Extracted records
##########
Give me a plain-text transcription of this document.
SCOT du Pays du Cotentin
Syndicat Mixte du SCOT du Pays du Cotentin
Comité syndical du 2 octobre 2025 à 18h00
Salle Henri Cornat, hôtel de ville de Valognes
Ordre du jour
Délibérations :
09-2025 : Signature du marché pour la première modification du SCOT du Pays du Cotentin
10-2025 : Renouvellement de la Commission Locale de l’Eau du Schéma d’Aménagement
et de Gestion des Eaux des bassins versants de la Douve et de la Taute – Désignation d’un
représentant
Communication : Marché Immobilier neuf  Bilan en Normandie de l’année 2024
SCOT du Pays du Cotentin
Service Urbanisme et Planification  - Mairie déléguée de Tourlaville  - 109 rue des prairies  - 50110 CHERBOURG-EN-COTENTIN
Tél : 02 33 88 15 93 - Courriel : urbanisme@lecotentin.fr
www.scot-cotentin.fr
##########
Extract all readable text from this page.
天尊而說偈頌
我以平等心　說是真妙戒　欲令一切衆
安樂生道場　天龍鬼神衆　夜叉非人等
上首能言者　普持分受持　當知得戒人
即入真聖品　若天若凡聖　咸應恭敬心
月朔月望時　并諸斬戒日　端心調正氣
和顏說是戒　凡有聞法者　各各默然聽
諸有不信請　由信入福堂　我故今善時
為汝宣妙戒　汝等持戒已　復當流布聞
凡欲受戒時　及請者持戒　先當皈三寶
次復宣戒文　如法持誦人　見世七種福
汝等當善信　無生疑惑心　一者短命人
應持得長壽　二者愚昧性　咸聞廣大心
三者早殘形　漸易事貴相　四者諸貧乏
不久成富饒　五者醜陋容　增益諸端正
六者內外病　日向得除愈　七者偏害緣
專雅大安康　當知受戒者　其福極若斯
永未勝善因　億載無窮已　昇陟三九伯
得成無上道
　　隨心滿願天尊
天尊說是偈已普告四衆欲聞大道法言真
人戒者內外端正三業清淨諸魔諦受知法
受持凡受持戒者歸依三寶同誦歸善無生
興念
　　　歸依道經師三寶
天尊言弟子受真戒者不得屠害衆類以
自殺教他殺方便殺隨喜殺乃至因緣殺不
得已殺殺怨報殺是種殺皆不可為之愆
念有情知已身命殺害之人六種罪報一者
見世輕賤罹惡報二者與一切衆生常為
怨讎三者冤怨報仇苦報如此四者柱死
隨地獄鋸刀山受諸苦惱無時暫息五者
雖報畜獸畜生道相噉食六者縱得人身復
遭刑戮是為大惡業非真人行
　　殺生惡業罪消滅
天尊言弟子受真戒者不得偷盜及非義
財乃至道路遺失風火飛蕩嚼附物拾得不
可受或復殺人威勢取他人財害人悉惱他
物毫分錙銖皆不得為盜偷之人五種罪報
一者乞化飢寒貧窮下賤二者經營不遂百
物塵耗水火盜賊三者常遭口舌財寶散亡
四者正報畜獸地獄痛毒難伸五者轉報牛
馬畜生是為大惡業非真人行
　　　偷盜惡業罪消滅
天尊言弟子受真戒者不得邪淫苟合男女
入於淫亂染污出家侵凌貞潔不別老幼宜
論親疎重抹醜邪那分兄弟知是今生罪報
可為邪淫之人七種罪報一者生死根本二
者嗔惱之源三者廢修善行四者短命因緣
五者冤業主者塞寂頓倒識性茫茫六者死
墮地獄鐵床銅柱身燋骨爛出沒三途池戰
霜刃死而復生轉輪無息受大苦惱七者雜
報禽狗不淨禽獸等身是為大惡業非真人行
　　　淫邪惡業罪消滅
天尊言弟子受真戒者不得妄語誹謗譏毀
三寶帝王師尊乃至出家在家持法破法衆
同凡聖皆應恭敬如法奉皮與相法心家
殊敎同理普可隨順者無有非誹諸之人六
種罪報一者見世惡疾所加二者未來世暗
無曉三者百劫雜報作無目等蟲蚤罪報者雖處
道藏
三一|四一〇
##########
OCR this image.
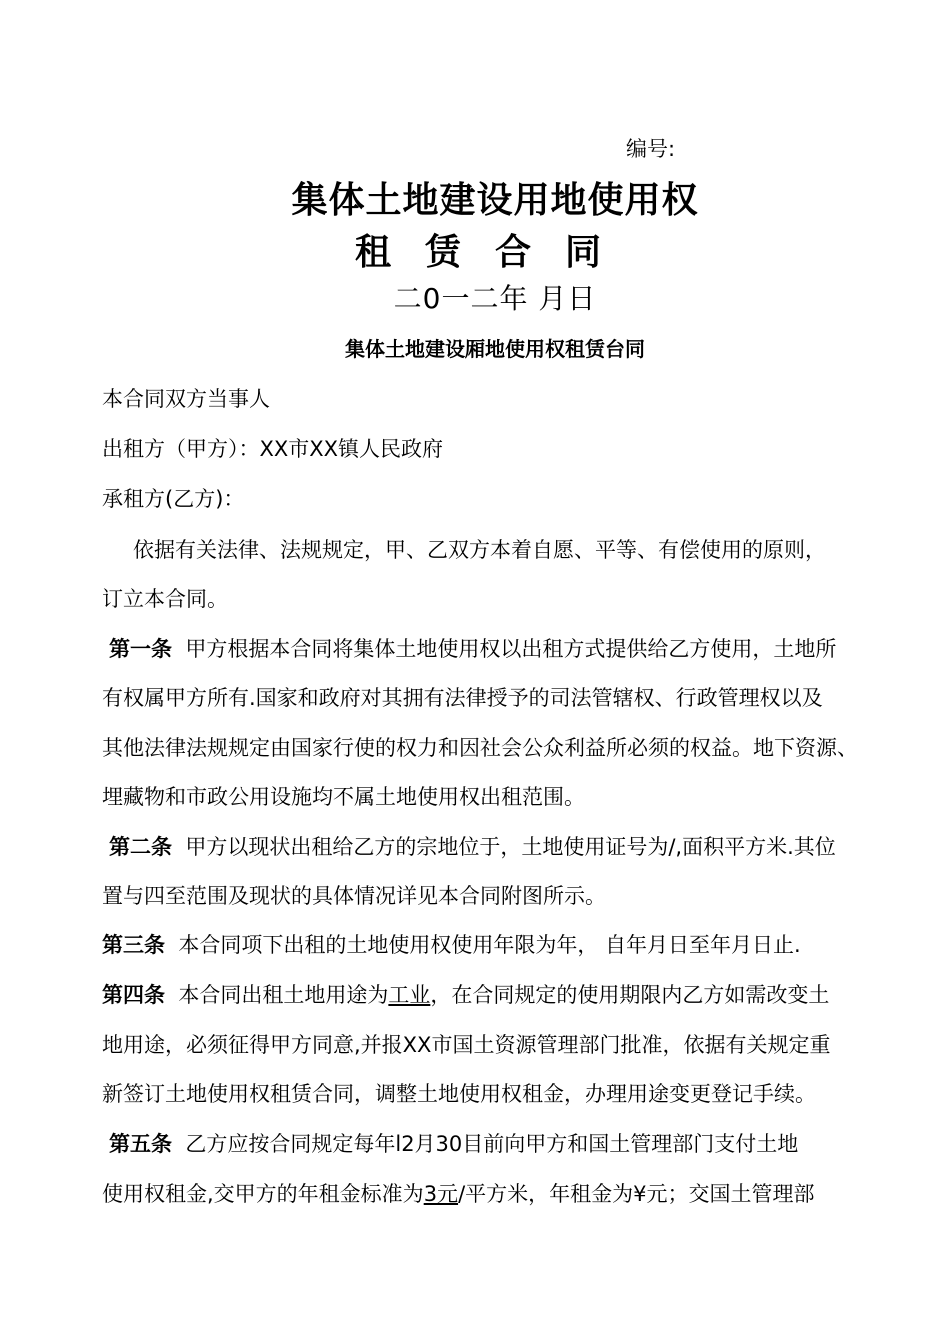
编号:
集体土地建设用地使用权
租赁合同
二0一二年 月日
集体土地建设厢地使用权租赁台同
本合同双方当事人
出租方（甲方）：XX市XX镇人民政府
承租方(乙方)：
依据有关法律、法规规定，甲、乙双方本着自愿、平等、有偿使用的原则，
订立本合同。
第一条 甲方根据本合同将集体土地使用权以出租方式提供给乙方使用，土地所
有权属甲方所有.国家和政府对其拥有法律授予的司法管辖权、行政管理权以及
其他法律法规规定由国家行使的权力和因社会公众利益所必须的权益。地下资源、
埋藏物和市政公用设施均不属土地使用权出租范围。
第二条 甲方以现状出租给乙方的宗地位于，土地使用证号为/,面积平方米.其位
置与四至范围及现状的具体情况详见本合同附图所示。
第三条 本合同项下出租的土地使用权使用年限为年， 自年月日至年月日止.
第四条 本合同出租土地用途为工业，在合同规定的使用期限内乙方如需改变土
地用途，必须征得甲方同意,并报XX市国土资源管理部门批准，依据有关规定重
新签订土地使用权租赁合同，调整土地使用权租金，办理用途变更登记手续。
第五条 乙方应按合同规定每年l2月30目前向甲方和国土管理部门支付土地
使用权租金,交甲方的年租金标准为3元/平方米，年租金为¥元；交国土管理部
##########
### SET TASK
Write out every line from the entries where "text" appears.

### RESULT FOR THIS TASK
Give me a plain-text transcription of this document.
Extract all readable text from this page.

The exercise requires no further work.